» Instructions for the task
Write out the lines from the line containing "Extract the structured" through the final line of the listing below, exactly, omitting every other line.

[Dataset items]
--------------------------------------------------
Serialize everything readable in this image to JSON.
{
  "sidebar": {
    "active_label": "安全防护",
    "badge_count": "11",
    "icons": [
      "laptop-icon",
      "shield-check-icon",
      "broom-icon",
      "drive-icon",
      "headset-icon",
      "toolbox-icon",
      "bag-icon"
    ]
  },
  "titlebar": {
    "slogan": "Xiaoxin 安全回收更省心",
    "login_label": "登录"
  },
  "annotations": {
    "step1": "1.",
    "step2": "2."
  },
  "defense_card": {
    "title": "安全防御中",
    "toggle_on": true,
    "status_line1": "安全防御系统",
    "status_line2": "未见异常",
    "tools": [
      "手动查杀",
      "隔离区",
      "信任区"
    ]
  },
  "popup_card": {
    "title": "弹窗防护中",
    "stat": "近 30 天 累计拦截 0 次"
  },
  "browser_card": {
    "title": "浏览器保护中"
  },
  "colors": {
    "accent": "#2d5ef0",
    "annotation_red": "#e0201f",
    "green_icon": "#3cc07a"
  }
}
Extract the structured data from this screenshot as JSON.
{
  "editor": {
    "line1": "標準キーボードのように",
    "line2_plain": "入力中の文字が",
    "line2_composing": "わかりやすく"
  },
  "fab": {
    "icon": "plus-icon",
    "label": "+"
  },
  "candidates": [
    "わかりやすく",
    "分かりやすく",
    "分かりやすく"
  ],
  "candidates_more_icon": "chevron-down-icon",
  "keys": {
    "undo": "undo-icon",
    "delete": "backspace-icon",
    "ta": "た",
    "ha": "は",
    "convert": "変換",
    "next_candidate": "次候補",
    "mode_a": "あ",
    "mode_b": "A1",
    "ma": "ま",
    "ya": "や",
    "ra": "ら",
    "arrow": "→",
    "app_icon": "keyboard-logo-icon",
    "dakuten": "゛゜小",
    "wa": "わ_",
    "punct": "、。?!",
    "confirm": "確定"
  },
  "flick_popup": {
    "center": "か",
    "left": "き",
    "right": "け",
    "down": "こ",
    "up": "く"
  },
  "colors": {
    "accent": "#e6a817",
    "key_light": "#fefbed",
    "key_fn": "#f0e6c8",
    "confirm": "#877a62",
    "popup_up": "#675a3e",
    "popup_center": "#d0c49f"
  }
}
--------------------------------------------------
» The result
Extract the structured data from this screenshot as JSON.
{
  "editor": {
    "line1": "標準キーボードのように",
    "line2_plain": "入力中の文字が",
    "line2_composing": "わかりやすく"
  },
  "fab": {
    "icon": "plus-icon",
    "label": "+"
  },
  "candidates": [
    "わかりやすく",
    "分かりやすく",
    "分かりやすく"
  ],
  "candidates_more_icon": "chevron-down-icon",
  "keys": {
    "undo": "undo-icon",
    "delete": "backspace-icon",
    "ta": "た",
    "ha": "は",
    "convert": "変換",
    "next_candidate": "次候補",
    "mode_a": "あ",
    "mode_b": "A1",
    "ma": "ま",
    "ya": "や",
    "ra": "ら",
    "arrow": "→",
    "app_icon": "keyboard-logo-icon",
    "dakuten": "゛゜小",
    "wa": "わ_",
    "punct": "、。?!",
    "confirm": "確定"
  },
  "flick_popup": {
    "center": "か",
    "left": "き",
    "right": "け",
    "down": "こ",
    "up": "く"
  },
  "colors": {
    "accent": "#e6a817",
    "key_light": "#fefbed",
    "key_fn": "#f0e6c8",
    "confirm": "#877a62",
    "popup_up": "#675a3e",
    "popup_center": "#d0c49f"
  }
}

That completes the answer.